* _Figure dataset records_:
»»

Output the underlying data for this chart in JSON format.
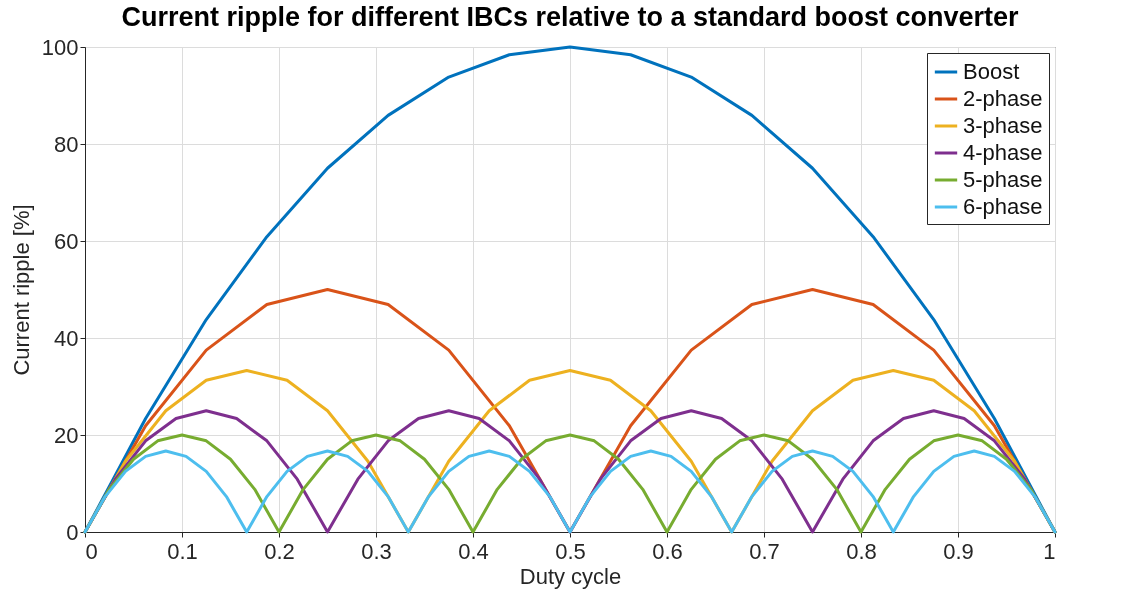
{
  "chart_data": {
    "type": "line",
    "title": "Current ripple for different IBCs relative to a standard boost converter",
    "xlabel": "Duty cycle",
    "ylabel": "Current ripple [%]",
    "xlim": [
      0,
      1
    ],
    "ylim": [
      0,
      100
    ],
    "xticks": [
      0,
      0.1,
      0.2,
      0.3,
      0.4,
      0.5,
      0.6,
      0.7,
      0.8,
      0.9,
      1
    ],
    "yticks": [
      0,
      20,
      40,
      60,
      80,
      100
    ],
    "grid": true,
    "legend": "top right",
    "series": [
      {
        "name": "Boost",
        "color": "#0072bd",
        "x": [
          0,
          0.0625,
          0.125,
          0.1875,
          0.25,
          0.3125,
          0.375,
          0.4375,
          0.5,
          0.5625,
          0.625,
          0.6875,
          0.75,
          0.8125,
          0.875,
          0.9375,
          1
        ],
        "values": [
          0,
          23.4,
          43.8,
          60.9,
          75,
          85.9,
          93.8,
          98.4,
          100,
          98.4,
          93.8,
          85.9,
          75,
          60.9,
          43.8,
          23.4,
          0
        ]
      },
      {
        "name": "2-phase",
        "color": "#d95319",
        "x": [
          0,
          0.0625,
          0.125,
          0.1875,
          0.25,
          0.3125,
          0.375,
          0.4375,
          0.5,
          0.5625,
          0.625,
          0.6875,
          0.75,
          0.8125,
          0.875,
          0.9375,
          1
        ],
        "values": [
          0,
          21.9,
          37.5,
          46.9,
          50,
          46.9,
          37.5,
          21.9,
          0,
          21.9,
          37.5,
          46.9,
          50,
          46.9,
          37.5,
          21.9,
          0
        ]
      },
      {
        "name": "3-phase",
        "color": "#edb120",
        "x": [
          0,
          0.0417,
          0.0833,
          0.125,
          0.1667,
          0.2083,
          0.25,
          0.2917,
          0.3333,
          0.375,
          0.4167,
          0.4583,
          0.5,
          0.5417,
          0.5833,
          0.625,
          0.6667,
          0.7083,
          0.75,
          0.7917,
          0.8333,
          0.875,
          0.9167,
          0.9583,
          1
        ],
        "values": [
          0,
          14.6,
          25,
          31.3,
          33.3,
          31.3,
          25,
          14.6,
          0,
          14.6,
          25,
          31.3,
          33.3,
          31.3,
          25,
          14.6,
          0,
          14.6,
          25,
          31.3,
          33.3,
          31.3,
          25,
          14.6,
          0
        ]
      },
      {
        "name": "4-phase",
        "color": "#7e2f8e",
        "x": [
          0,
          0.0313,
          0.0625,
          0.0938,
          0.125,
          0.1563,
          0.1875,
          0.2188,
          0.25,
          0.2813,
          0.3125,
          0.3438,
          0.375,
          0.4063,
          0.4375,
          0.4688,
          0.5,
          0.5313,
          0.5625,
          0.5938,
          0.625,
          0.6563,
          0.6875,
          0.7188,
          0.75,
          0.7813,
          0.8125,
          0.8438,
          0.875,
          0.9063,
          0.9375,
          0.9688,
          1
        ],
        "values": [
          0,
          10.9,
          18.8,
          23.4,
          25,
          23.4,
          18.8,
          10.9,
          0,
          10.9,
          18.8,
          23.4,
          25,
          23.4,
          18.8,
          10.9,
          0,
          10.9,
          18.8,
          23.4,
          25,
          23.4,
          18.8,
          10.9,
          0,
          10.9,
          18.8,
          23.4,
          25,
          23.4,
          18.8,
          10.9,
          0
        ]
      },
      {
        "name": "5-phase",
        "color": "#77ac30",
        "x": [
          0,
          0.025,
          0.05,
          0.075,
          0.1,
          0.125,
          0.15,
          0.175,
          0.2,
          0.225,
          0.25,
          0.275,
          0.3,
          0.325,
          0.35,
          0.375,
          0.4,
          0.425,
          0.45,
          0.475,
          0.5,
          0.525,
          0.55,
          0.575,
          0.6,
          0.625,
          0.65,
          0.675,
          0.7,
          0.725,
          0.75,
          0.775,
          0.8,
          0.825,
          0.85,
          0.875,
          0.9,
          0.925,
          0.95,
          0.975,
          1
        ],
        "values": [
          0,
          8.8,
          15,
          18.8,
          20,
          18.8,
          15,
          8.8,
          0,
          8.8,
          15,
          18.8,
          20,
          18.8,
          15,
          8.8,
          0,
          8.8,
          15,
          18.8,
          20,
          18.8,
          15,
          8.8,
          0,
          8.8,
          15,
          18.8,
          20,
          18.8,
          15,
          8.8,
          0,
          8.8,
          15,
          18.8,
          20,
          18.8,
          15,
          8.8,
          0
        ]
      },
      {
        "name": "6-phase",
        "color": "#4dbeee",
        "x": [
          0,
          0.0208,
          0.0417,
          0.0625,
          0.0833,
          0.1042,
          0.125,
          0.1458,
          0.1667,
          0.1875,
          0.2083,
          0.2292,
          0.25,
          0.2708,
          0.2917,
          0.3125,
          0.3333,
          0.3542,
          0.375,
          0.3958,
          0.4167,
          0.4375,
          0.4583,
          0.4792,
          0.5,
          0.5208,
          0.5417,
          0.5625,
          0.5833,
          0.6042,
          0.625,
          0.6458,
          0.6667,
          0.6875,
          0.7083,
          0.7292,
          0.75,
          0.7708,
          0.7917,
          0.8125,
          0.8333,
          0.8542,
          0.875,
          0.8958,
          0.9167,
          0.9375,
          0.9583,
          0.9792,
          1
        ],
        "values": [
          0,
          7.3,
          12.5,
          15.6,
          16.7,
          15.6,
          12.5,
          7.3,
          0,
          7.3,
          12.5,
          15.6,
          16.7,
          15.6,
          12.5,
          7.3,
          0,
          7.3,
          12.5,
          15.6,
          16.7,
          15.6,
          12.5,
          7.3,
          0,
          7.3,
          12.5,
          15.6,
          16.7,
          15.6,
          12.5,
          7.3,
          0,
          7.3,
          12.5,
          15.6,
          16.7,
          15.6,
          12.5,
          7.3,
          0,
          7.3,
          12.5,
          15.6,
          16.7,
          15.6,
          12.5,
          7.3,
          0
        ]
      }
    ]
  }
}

««

* _Exercise details_: Across the data above, how many lines include the word "phase"? Give only the count.

* _Result for this task_: 5